**Prompt**
Each line of the material below should be reproduced exactly.
***** Exercise materials
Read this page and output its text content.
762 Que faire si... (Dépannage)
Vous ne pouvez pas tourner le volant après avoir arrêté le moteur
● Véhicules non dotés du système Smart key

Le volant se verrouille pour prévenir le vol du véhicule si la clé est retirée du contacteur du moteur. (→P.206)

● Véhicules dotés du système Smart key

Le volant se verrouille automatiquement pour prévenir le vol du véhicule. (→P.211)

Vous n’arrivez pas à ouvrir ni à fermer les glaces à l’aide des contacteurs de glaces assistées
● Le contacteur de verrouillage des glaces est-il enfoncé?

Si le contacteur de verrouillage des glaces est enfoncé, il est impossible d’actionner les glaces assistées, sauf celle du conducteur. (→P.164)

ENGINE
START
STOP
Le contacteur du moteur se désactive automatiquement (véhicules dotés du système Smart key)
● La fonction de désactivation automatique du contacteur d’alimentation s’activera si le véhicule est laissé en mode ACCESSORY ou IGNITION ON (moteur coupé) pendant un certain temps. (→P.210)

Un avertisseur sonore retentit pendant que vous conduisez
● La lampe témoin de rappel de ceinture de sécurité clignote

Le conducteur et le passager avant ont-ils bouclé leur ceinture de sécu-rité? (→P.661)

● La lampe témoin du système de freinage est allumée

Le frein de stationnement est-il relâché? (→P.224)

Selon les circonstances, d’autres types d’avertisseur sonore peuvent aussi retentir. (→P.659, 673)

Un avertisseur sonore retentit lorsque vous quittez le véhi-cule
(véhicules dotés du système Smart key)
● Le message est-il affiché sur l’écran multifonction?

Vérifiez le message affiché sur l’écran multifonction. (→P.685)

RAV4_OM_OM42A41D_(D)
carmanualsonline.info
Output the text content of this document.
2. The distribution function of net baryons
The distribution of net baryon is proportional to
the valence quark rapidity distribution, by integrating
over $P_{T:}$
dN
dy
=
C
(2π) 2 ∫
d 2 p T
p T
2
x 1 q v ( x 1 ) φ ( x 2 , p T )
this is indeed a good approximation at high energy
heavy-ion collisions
**********
**Final result**
Read this page and output its text content.
762 Que faire si... (Dépannage)
Vous ne pouvez pas tourner le volant après avoir arrêté le moteur
● Véhicules non dotés du système Smart key

Le volant se verrouille pour prévenir le vol du véhicule si la clé est retirée du contacteur du moteur. (→P.206)

● Véhicules dotés du système Smart key

Le volant se verrouille automatiquement pour prévenir le vol du véhicule. (→P.211)

Vous n’arrivez pas à ouvrir ni à fermer les glaces à l’aide des contacteurs de glaces assistées
● Le contacteur de verrouillage des glaces est-il enfoncé?

Si le contacteur de verrouillage des glaces est enfoncé, il est impossible d’actionner les glaces assistées, sauf celle du conducteur. (→P.164)

ENGINE
START
STOP
Le contacteur du moteur se désactive automatiquement (véhicules dotés du système Smart key)
● La fonction de désactivation automatique du contacteur d’alimentation s’activera si le véhicule est laissé en mode ACCESSORY ou IGNITION ON (moteur coupé) pendant un certain temps. (→P.210)

Un avertisseur sonore retentit pendant que vous conduisez
● La lampe témoin de rappel de ceinture de sécurité clignote

Le conducteur et le passager avant ont-ils bouclé leur ceinture de sécu-rité? (→P.661)

● La lampe témoin du système de freinage est allumée

Le frein de stationnement est-il relâché? (→P.224)

Selon les circonstances, d’autres types d’avertisseur sonore peuvent aussi retentir. (→P.659, 673)

Un avertisseur sonore retentit lorsque vous quittez le véhi-cule
(véhicules dotés du système Smart key)
● Le message est-il affiché sur l’écran multifonction?

Vérifiez le message affiché sur l’écran multifonction. (→P.685)

RAV4_OM_OM42A41D_(D)
carmanualsonline.info
Output the text content of this document.
2. The distribution function of net baryons
The distribution of net baryon is proportional to
the valence quark rapidity distribution, by integrating
over $P_{T:}$
dN
dy
=
C
(2π) 2 ∫
d 2 p T
p T
2
x 1 q v ( x 1 ) φ ( x 2 , p T )
this is indeed a good approximation at high energy
heavy-ion collisions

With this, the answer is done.